To do:
Without the pictures, output the records below word for word.

Records:
• • • • • • •

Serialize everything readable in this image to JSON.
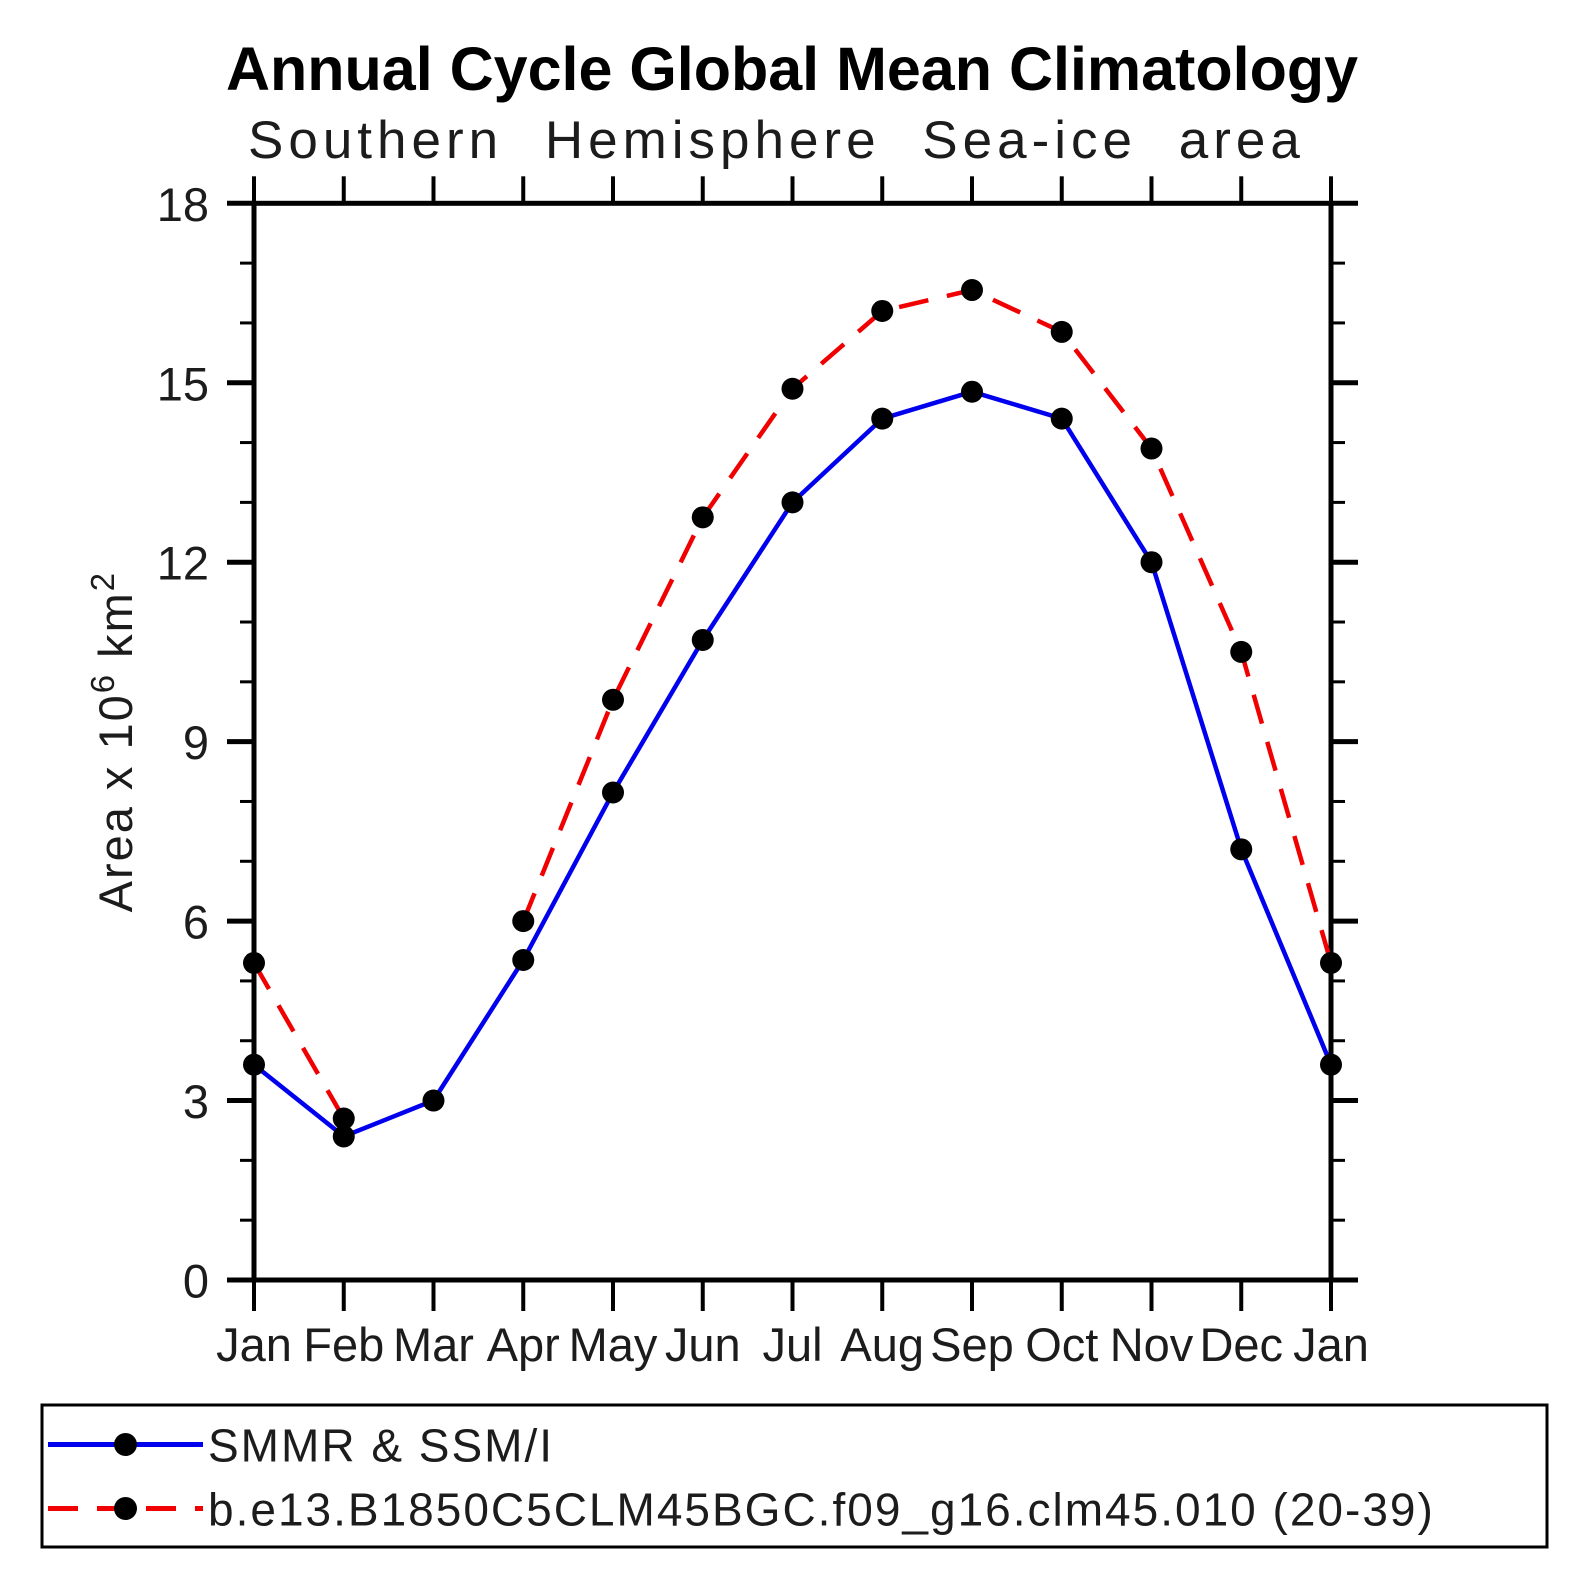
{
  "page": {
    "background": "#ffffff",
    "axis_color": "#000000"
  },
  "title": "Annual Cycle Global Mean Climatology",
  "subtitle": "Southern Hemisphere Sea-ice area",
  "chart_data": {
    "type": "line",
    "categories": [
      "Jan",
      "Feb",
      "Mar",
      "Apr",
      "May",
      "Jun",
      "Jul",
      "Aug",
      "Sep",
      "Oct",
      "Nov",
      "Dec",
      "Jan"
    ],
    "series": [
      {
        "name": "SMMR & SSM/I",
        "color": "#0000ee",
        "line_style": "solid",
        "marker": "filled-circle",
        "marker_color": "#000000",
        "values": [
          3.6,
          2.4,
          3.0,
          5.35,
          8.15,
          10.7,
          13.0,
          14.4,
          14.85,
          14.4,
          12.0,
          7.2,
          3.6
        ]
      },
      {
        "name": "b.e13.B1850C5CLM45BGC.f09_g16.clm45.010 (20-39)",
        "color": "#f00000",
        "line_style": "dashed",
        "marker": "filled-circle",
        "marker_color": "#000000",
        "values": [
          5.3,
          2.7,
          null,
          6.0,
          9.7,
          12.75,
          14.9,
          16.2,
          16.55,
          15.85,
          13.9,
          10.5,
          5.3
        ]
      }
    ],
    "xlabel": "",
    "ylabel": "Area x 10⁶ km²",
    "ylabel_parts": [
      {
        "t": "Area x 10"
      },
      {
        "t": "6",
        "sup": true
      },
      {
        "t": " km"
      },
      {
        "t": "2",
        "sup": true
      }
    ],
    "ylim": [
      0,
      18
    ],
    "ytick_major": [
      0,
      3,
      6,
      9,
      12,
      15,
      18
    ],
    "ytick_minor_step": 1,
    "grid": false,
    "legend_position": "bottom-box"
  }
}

• • • • • • •

Solution for this task:
Serialize everything readable in this image to JSON.
{
  "page": {
    "background": "#ffffff",
    "axis_color": "#000000"
  },
  "title": "Annual Cycle Global Mean Climatology",
  "subtitle": "Southern Hemisphere Sea-ice area",
  "chart_data": {
    "type": "line",
    "categories": [
      "Jan",
      "Feb",
      "Mar",
      "Apr",
      "May",
      "Jun",
      "Jul",
      "Aug",
      "Sep",
      "Oct",
      "Nov",
      "Dec",
      "Jan"
    ],
    "series": [
      {
        "name": "SMMR & SSM/I",
        "color": "#0000ee",
        "line_style": "solid",
        "marker": "filled-circle",
        "marker_color": "#000000",
        "values": [
          3.6,
          2.4,
          3.0,
          5.35,
          8.15,
          10.7,
          13.0,
          14.4,
          14.85,
          14.4,
          12.0,
          7.2,
          3.6
        ]
      },
      {
        "name": "b.e13.B1850C5CLM45BGC.f09_g16.clm45.010 (20-39)",
        "color": "#f00000",
        "line_style": "dashed",
        "marker": "filled-circle",
        "marker_color": "#000000",
        "values": [
          5.3,
          2.7,
          null,
          6.0,
          9.7,
          12.75,
          14.9,
          16.2,
          16.55,
          15.85,
          13.9,
          10.5,
          5.3
        ]
      }
    ],
    "xlabel": "",
    "ylabel": "Area x 10⁶ km²",
    "ylabel_parts": [
      {
        "t": "Area x 10"
      },
      {
        "t": "6",
        "sup": true
      },
      {
        "t": " km"
      },
      {
        "t": "2",
        "sup": true
      }
    ],
    "ylim": [
      0,
      18
    ],
    "ytick_major": [
      0,
      3,
      6,
      9,
      12,
      15,
      18
    ],
    "ytick_minor_step": 1,
    "grid": false,
    "legend_position": "bottom-box"
  }
}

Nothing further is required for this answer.